### Records shown
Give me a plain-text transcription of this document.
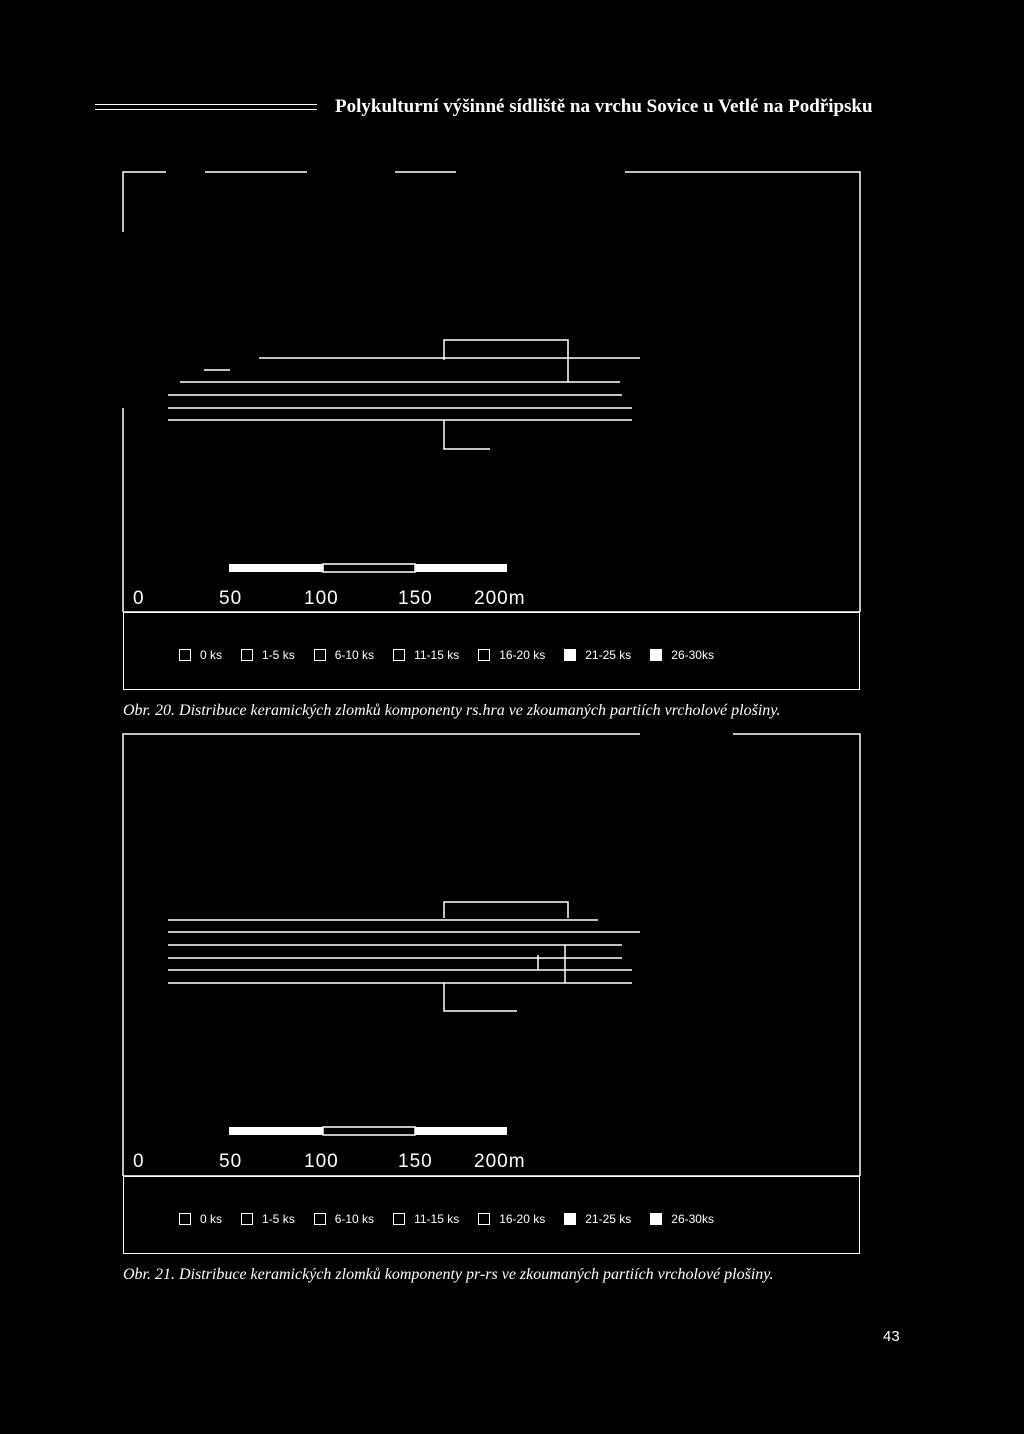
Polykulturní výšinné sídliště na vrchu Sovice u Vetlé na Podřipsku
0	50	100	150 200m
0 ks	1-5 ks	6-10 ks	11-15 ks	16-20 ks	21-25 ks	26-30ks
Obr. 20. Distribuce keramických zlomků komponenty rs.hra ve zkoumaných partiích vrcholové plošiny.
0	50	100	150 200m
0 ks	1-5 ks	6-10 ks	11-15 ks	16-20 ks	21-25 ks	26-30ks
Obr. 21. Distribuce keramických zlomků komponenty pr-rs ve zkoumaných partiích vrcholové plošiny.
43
######
Print all the records again exactly; do not include any picture.

Give me a plain-text transcription of this document.
Polykulturní výšinné sídliště na vrchu Sovice u Vetlé na Podřipsku
0	50	100	150 200m
0 ks	1-5 ks	6-10 ks	11-15 ks	16-20 ks	21-25 ks	26-30ks
Obr. 20. Distribuce keramických zlomků komponenty rs.hra ve zkoumaných partiích vrcholové plošiny.
0	50	100	150 200m
0 ks	1-5 ks	6-10 ks	11-15 ks	16-20 ks	21-25 ks	26-30ks
Obr. 21. Distribuce keramických zlomků komponenty pr-rs ve zkoumaných partiích vrcholové plošiny.
43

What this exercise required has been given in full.